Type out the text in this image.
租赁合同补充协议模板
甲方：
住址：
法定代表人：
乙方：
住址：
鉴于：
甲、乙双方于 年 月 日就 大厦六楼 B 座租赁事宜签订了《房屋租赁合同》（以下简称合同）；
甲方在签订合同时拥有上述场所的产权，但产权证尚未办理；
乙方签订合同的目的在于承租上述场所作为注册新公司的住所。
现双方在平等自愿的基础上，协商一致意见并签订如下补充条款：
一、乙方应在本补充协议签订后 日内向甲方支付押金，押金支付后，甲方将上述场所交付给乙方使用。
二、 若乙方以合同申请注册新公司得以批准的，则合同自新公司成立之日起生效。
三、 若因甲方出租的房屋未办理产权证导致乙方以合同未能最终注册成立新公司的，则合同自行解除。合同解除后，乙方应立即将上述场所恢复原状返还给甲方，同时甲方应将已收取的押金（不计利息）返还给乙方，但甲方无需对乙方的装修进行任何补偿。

#####

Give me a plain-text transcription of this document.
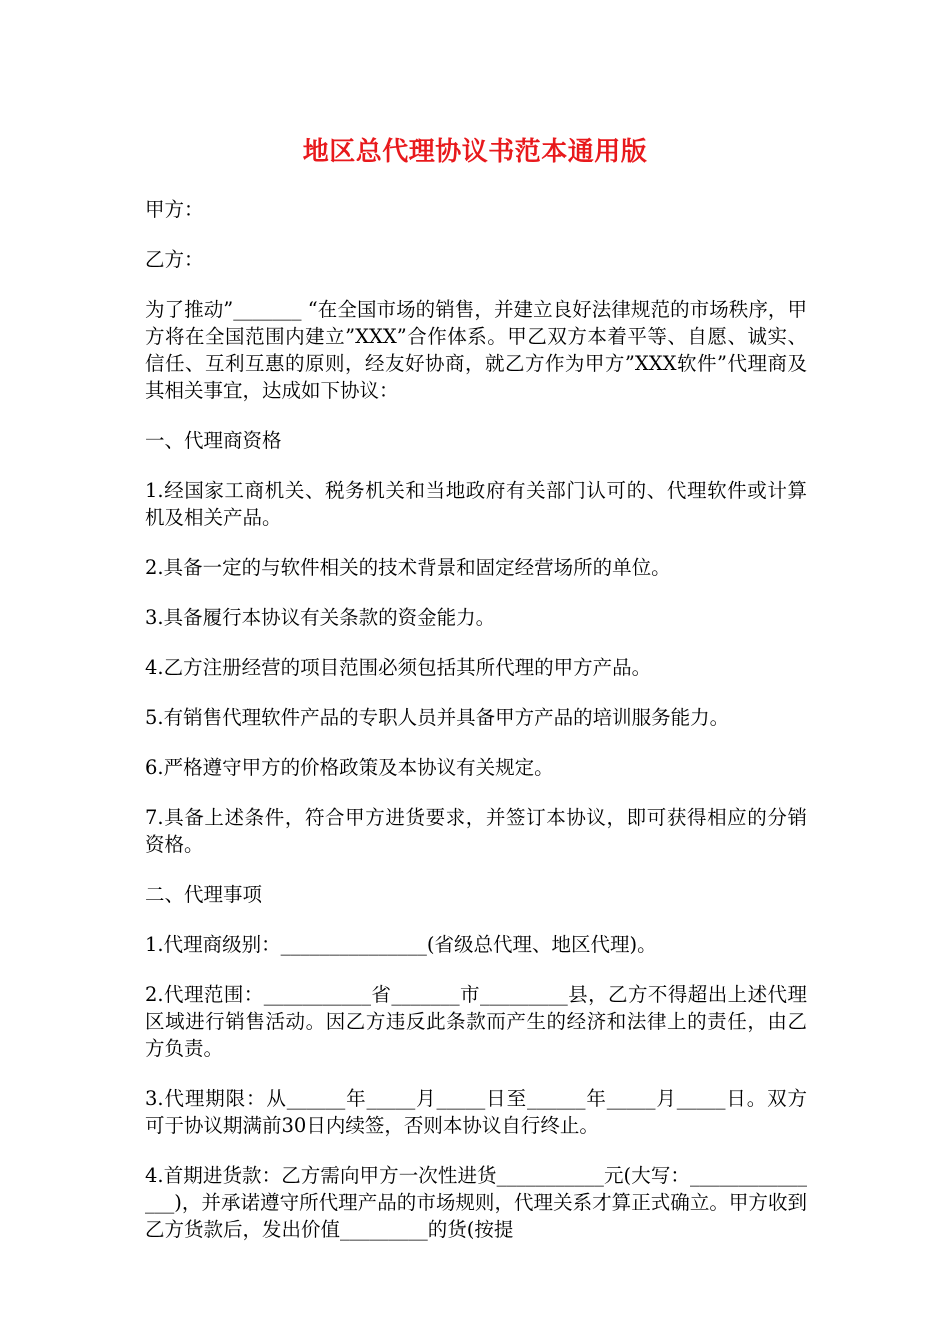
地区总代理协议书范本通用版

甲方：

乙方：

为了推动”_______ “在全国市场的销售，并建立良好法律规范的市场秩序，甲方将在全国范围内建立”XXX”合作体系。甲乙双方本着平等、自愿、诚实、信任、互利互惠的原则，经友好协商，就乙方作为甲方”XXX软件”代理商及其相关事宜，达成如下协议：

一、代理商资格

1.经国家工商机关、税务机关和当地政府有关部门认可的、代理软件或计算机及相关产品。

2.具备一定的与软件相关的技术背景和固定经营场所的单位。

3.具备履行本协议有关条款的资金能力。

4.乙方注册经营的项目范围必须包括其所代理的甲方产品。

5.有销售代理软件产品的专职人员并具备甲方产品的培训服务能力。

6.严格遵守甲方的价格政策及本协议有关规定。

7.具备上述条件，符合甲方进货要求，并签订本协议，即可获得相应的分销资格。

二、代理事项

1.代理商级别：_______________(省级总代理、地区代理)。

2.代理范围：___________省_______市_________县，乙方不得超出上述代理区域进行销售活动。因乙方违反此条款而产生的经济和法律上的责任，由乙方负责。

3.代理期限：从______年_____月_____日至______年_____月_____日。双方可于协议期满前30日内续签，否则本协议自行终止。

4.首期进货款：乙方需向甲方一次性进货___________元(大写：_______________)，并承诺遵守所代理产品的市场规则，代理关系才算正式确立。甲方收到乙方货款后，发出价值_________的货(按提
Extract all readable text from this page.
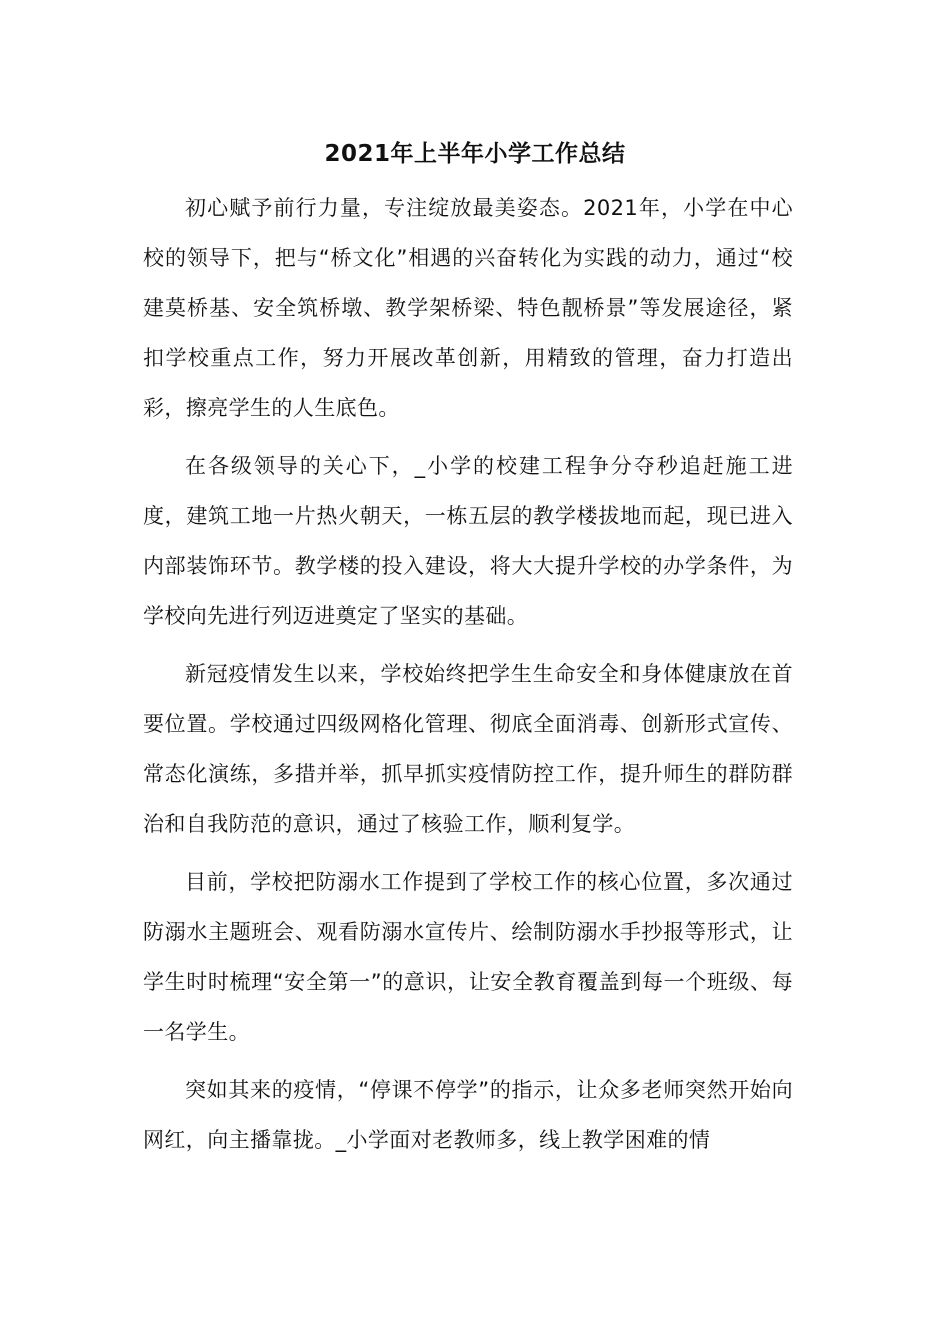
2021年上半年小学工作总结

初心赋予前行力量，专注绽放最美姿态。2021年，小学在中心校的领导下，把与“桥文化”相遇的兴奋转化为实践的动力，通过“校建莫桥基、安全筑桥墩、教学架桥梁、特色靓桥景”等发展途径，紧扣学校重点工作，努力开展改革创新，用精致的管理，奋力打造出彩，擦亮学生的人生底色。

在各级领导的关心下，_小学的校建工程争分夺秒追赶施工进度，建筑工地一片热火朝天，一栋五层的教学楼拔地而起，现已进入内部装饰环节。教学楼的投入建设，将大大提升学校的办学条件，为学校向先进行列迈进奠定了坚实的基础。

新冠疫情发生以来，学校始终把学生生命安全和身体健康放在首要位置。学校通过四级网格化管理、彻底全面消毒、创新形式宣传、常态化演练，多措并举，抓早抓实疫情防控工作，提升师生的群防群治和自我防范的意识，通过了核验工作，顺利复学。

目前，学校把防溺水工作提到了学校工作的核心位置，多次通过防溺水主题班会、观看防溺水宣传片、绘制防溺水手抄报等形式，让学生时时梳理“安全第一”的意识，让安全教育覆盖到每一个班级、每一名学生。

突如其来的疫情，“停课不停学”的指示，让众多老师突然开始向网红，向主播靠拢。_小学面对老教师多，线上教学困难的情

#####

DIRECTIONS: Search the records for the word "this". Copy every line that has it.

WRITTEN SOLUTION:
Type out the text in this image.
Give me a plain-text transcription of this document.
Extract all readable text from this page.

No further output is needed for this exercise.